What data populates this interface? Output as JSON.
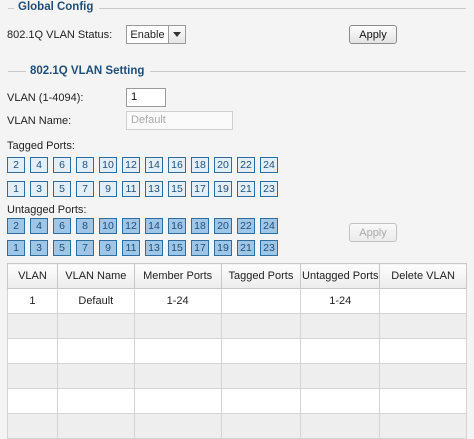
{
  "global_config": {
    "title": "Global Config",
    "status_label": "802.1Q VLAN Status:",
    "status_value": "Enable",
    "apply_label": "Apply"
  },
  "vlan_setting": {
    "title": "802.1Q VLAN Setting",
    "vlan_id_label": "VLAN (1-4094):",
    "vlan_id_value": "1",
    "vlan_name_label": "VLAN Name:",
    "vlan_name_placeholder": "Default",
    "tagged_label": "Tagged Ports:",
    "untagged_label": "Untagged Ports:",
    "apply_label": "Apply",
    "even_ports": [
      "2",
      "4",
      "6",
      "8",
      "10",
      "12",
      "14",
      "16",
      "18",
      "20",
      "22",
      "24"
    ],
    "odd_ports": [
      "1",
      "3",
      "5",
      "7",
      "9",
      "11",
      "13",
      "15",
      "17",
      "19",
      "21",
      "23"
    ]
  },
  "table": {
    "headers": [
      "VLAN",
      "VLAN Name",
      "Member Ports",
      "Tagged Ports",
      "Untagged Ports",
      "Delete VLAN"
    ],
    "rows": [
      [
        "1",
        "Default",
        "1-24",
        "",
        "1-24",
        ""
      ],
      [
        "",
        "",
        "",
        "",
        "",
        ""
      ],
      [
        "",
        "",
        "",
        "",
        "",
        ""
      ],
      [
        "",
        "",
        "",
        "",
        "",
        ""
      ],
      [
        "",
        "",
        "",
        "",
        "",
        ""
      ],
      [
        "",
        "",
        "",
        "",
        "",
        ""
      ]
    ]
  }
}
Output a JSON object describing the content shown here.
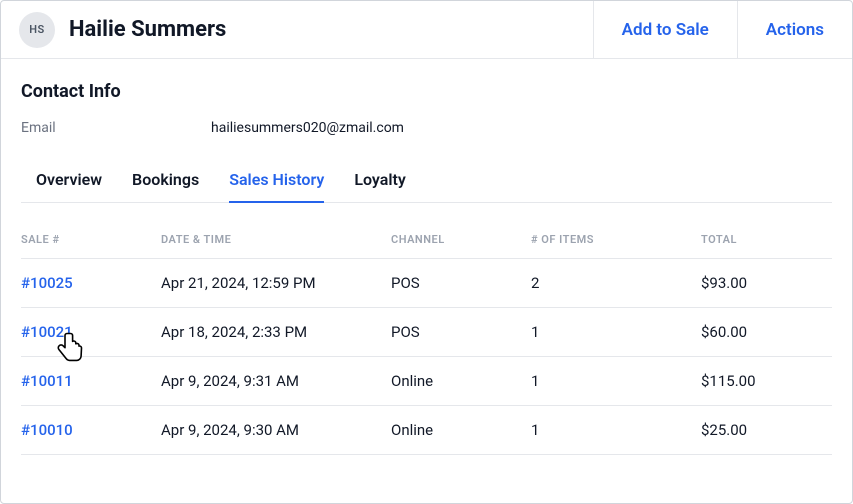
{
  "header": {
    "avatar_initials": "HS",
    "customer_name": "Hailie Summers",
    "add_to_sale_label": "Add to Sale",
    "actions_label": "Actions"
  },
  "contact": {
    "section_title": "Contact Info",
    "email_label": "Email",
    "email_value": "hailiesummers020@zmail.com"
  },
  "tabs": {
    "overview": "Overview",
    "bookings": "Bookings",
    "sales_history": "Sales History",
    "loyalty": "Loyalty"
  },
  "table": {
    "headers": {
      "sale": "SALE #",
      "datetime": "DATE & TIME",
      "channel": "CHANNEL",
      "items": "# OF ITEMS",
      "total": "TOTAL"
    },
    "rows": [
      {
        "sale": "#10025",
        "datetime": "Apr 21, 2024, 12:59 PM",
        "channel": "POS",
        "items": "2",
        "total": "$93.00"
      },
      {
        "sale": "#10021",
        "datetime": "Apr 18, 2024, 2:33 PM",
        "channel": "POS",
        "items": "1",
        "total": "$60.00"
      },
      {
        "sale": "#10011",
        "datetime": "Apr 9, 2024, 9:31 AM",
        "channel": "Online",
        "items": "1",
        "total": "$115.00"
      },
      {
        "sale": "#10010",
        "datetime": "Apr 9, 2024, 9:30 AM",
        "channel": "Online",
        "items": "1",
        "total": "$25.00"
      }
    ]
  }
}
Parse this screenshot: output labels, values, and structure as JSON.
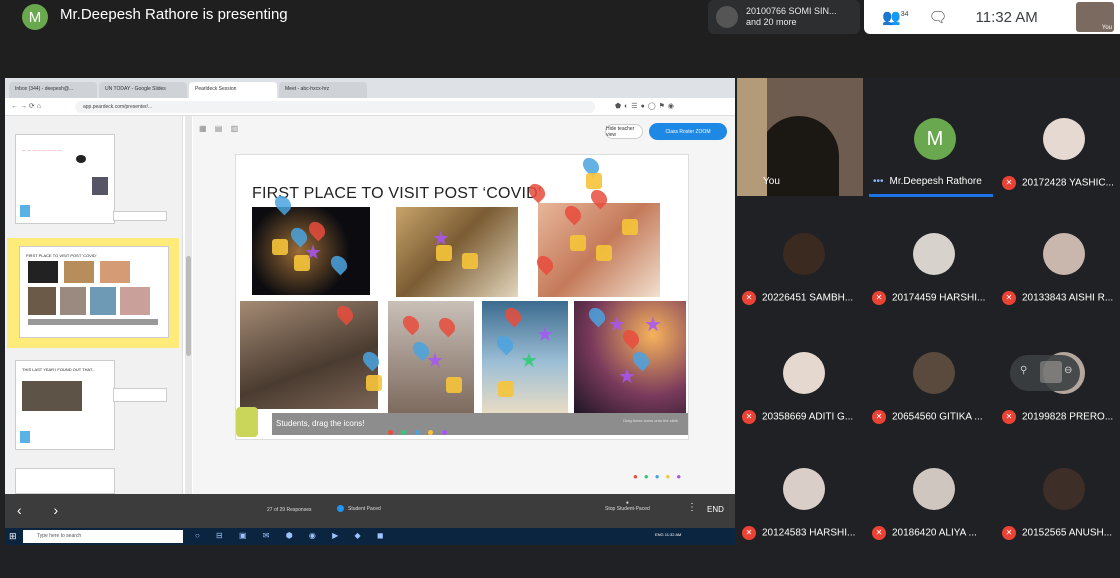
{
  "topbar": {
    "presenter_initial": "M",
    "presenter_text": "Mr.Deepesh Rathore is presenting",
    "notif_line1": "20100766 SOMI SIN...",
    "notif_line2": "and 20 more",
    "people_count": "34",
    "time": "11:32 AM",
    "self_label": "You"
  },
  "browser": {
    "tabs": [
      "Inbox (344) - deepesh@...",
      "UN TODAY - Google Slides",
      "Pearldeck Session",
      "Meet - abc-hxcx-hrz"
    ],
    "url": "app.peardeck.com/presenter/..."
  },
  "slides_panel": {
    "thumb1_title": "",
    "thumb2_title": "FIRST PLACE TO VISIT POST 'COVID'",
    "thumb3_title": "THIS LAST YEAR I FOUND OUT THAT..."
  },
  "presenter_controls": {
    "btn_light": "Hide teacher view",
    "btn_blue": "Class Roster ZOOM"
  },
  "slide": {
    "title": "FIRST PLACE TO VISIT POST ‘COVID’",
    "drag_label": "Students, drag the icons!",
    "hint": "Drag these icons onto the slide"
  },
  "deck_bar": {
    "responses": "27 of 29 Responses",
    "paced": "Student Paced",
    "stop": "Stop Student-Paced",
    "end": "END"
  },
  "taskbar": {
    "search": "Type here to search",
    "tray": "ENG 11:32 AM"
  },
  "participants": {
    "you": "You",
    "host": "Mr.Deepesh Rathore",
    "host_initial": "M",
    "p1": "20172428 YASHIC...",
    "p2": "20226451 SAMBH...",
    "p3": "20174459 HARSHI...",
    "p4": "20133843 AISHI R...",
    "p5": "20358669 ADITI G...",
    "p6": "20654560 GITIKA ...",
    "p7": "20199828 PRERO...",
    "p8": "20124583 HARSHI...",
    "p9": "20186420 ALIYA ...",
    "p10": "20152565 ANUSH..."
  },
  "colors": {
    "meet_bg": "#202124",
    "accent_blue": "#1a73e8",
    "mic_off_red": "#ea4335",
    "host_green": "#6aa84f"
  }
}
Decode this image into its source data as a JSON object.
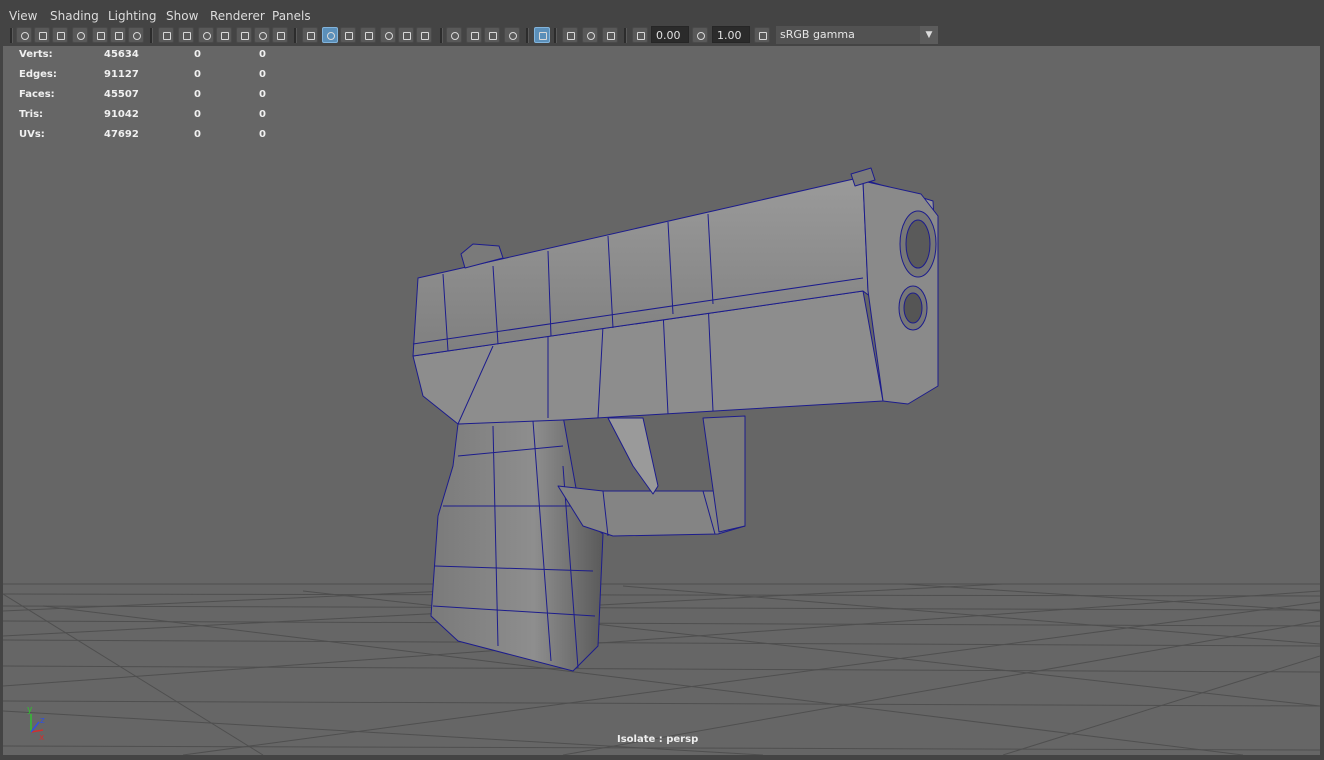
{
  "menu": {
    "items": [
      "View",
      "Shading",
      "Lighting",
      "Show",
      "Renderer",
      "Panels"
    ]
  },
  "toolbar": {
    "icons": [
      "camera-icon",
      "camera-attributes-icon",
      "camera-lock-icon",
      "bookmark-icon",
      "image-plane-icon",
      "grease-pencil-icon",
      "two-d-pan-icon",
      "grid-icon",
      "film-gate-icon",
      "resolution-gate-icon",
      "gate-mask-icon",
      "field-chart-icon",
      "safe-action-icon",
      "safe-title-icon",
      "wireframe-icon",
      "smooth-shade-icon",
      "wireframe-on-shaded-icon",
      "default-material-icon",
      "textured-icon",
      "use-all-lights-icon",
      "shadows-icon",
      "screen-space-ao-icon",
      "motion-blur-icon",
      "anti-aliasing-icon",
      "depth-of-field-icon",
      "isolate-select-icon",
      "xray-icon",
      "xray-active-components-icon",
      "xray-joints-icon",
      "exposure-icon",
      "gamma-icon",
      "color-management-icon"
    ],
    "exposure_value": "0.00",
    "gamma_value": "1.00",
    "color_space": "sRGB gamma"
  },
  "hud": {
    "stats": [
      {
        "label": "Verts:",
        "total": "45634",
        "selected": "0",
        "uv": "0"
      },
      {
        "label": "Edges:",
        "total": "91127",
        "selected": "0",
        "uv": "0"
      },
      {
        "label": "Faces:",
        "total": "45507",
        "selected": "0",
        "uv": "0"
      },
      {
        "label": "Tris:",
        "total": "91042",
        "selected": "0",
        "uv": "0"
      },
      {
        "label": "UVs:",
        "total": "47692",
        "selected": "0",
        "uv": "0"
      }
    ]
  },
  "viewport": {
    "camera_label": "Isolate : persp",
    "axis_labels": {
      "x": "x",
      "y": "y",
      "z": "z"
    },
    "colors": {
      "background": "#666666",
      "grid": "#4f4f4f",
      "mesh_fill": "#8a8a8a",
      "wireframe": "#1c1c8c",
      "axis_x": "#d03030",
      "axis_y": "#30c030",
      "axis_z": "#3050e0"
    }
  }
}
-*-*-
WHAT NEEDS TO BE DONE:
The pictures should not appear in the copy; every other part of the records above must be returned exactly.

TASK OUTPUT:
What data populates this interface? Output as JSON.
{
  "global_config": {
    "title": "Global Config",
    "status_label": "802.1Q VLAN Status:",
    "status_value": "Enable",
    "apply_label": "Apply"
  },
  "vlan_setting": {
    "title": "802.1Q VLAN Setting",
    "vlan_id_label": "VLAN (1-4094):",
    "vlan_id_value": "1",
    "vlan_name_label": "VLAN Name:",
    "vlan_name_placeholder": "Default",
    "tagged_label": "Tagged Ports:",
    "untagged_label": "Untagged Ports:",
    "apply_label": "Apply",
    "even_ports": [
      "2",
      "4",
      "6",
      "8",
      "10",
      "12",
      "14",
      "16",
      "18",
      "20",
      "22",
      "24"
    ],
    "odd_ports": [
      "1",
      "3",
      "5",
      "7",
      "9",
      "11",
      "13",
      "15",
      "17",
      "19",
      "21",
      "23"
    ]
  },
  "table": {
    "headers": [
      "VLAN",
      "VLAN Name",
      "Member Ports",
      "Tagged Ports",
      "Untagged Ports",
      "Delete VLAN"
    ],
    "rows": [
      [
        "1",
        "Default",
        "1-24",
        "",
        "1-24",
        ""
      ],
      [
        "",
        "",
        "",
        "",
        "",
        ""
      ],
      [
        "",
        "",
        "",
        "",
        "",
        ""
      ],
      [
        "",
        "",
        "",
        "",
        "",
        ""
      ],
      [
        "",
        "",
        "",
        "",
        "",
        ""
      ],
      [
        "",
        "",
        "",
        "",
        "",
        ""
      ]
    ]
  }
}
Output a JSON object describing the content shown here.
{
  "header": {
    "avatar_initials": "HS",
    "customer_name": "Hailie Summers",
    "add_to_sale_label": "Add to Sale",
    "actions_label": "Actions"
  },
  "contact": {
    "section_title": "Contact Info",
    "email_label": "Email",
    "email_value": "hailiesummers020@zmail.com"
  },
  "tabs": {
    "overview": "Overview",
    "bookings": "Bookings",
    "sales_history": "Sales History",
    "loyalty": "Loyalty"
  },
  "table": {
    "headers": {
      "sale": "SALE #",
      "datetime": "DATE & TIME",
      "channel": "CHANNEL",
      "items": "# OF ITEMS",
      "total": "TOTAL"
    },
    "rows": [
      {
        "sale": "#10025",
        "datetime": "Apr 21, 2024, 12:59 PM",
        "channel": "POS",
        "items": "2",
        "total": "$93.00"
      },
      {
        "sale": "#10021",
        "datetime": "Apr 18, 2024, 2:33 PM",
        "channel": "POS",
        "items": "1",
        "total": "$60.00"
      },
      {
        "sale": "#10011",
        "datetime": "Apr 9, 2024, 9:31 AM",
        "channel": "Online",
        "items": "1",
        "total": "$115.00"
      },
      {
        "sale": "#10010",
        "datetime": "Apr 9, 2024, 9:30 AM",
        "channel": "Online",
        "items": "1",
        "total": "$25.00"
      }
    ]
  }
}
Parse this screenshot: output labels, values, and structure as JSON.
{
  "topbar": {
    "presenter_initial": "M",
    "presenter_text": "Mr.Deepesh Rathore is presenting",
    "notif_line1": "20100766 SOMI SIN...",
    "notif_line2": "and 20 more",
    "people_count": "34",
    "time": "11:32 AM",
    "self_label": "You"
  },
  "browser": {
    "tabs": [
      "Inbox (344) - deepesh@...",
      "UN TODAY - Google Slides",
      "Pearldeck Session",
      "Meet - abc-hxcx-hrz"
    ],
    "url": "app.peardeck.com/presenter/..."
  },
  "slides_panel": {
    "thumb1_title": "",
    "thumb2_title": "FIRST PLACE TO VISIT POST 'COVID'",
    "thumb3_title": "THIS LAST YEAR I FOUND OUT THAT..."
  },
  "presenter_controls": {
    "btn_light": "Hide teacher view",
    "btn_blue": "Class Roster ZOOM"
  },
  "slide": {
    "title": "FIRST PLACE TO VISIT POST ‘COVID’",
    "drag_label": "Students, drag the icons!",
    "hint": "Drag these icons onto the slide"
  },
  "deck_bar": {
    "responses": "27 of 29 Responses",
    "paced": "Student Paced",
    "stop": "Stop Student-Paced",
    "end": "END"
  },
  "taskbar": {
    "search": "Type here to search",
    "tray": "ENG 11:32 AM"
  },
  "participants": {
    "you": "You",
    "host": "Mr.Deepesh Rathore",
    "host_initial": "M",
    "p1": "20172428 YASHIC...",
    "p2": "20226451 SAMBH...",
    "p3": "20174459 HARSHI...",
    "p4": "20133843 AISHI R...",
    "p5": "20358669 ADITI G...",
    "p6": "20654560 GITIKA ...",
    "p7": "20199828 PRERO...",
    "p8": "20124583 HARSHI...",
    "p9": "20186420 ALIYA ...",
    "p10": "20152565 ANUSH..."
  },
  "colors": {
    "meet_bg": "#202124",
    "accent_blue": "#1a73e8",
    "mic_off_red": "#ea4335",
    "host_green": "#6aa84f"
  }
}
Decode this image into its source data as a JSON object.
{
  "menu": {
    "items": [
      "View",
      "Shading",
      "Lighting",
      "Show",
      "Renderer",
      "Panels"
    ]
  },
  "toolbar": {
    "icons": [
      "camera-icon",
      "camera-attributes-icon",
      "camera-lock-icon",
      "bookmark-icon",
      "image-plane-icon",
      "grease-pencil-icon",
      "two-d-pan-icon",
      "grid-icon",
      "film-gate-icon",
      "resolution-gate-icon",
      "gate-mask-icon",
      "field-chart-icon",
      "safe-action-icon",
      "safe-title-icon",
      "wireframe-icon",
      "smooth-shade-icon",
      "wireframe-on-shaded-icon",
      "default-material-icon",
      "textured-icon",
      "use-all-lights-icon",
      "shadows-icon",
      "screen-space-ao-icon",
      "motion-blur-icon",
      "anti-aliasing-icon",
      "depth-of-field-icon",
      "isolate-select-icon",
      "xray-icon",
      "xray-active-components-icon",
      "xray-joints-icon",
      "exposure-icon",
      "gamma-icon",
      "color-management-icon"
    ],
    "exposure_value": "0.00",
    "gamma_value": "1.00",
    "color_space": "sRGB gamma"
  },
  "hud": {
    "stats": [
      {
        "label": "Verts:",
        "total": "45634",
        "selected": "0",
        "uv": "0"
      },
      {
        "label": "Edges:",
        "total": "91127",
        "selected": "0",
        "uv": "0"
      },
      {
        "label": "Faces:",
        "total": "45507",
        "selected": "0",
        "uv": "0"
      },
      {
        "label": "Tris:",
        "total": "91042",
        "selected": "0",
        "uv": "0"
      },
      {
        "label": "UVs:",
        "total": "47692",
        "selected": "0",
        "uv": "0"
      }
    ]
  },
  "viewport": {
    "camera_label": "Isolate : persp",
    "axis_labels": {
      "x": "x",
      "y": "y",
      "z": "z"
    },
    "colors": {
      "background": "#666666",
      "grid": "#4f4f4f",
      "mesh_fill": "#8a8a8a",
      "wireframe": "#1c1c8c",
      "axis_x": "#d03030",
      "axis_y": "#30c030",
      "axis_z": "#3050e0"
    }
  }
}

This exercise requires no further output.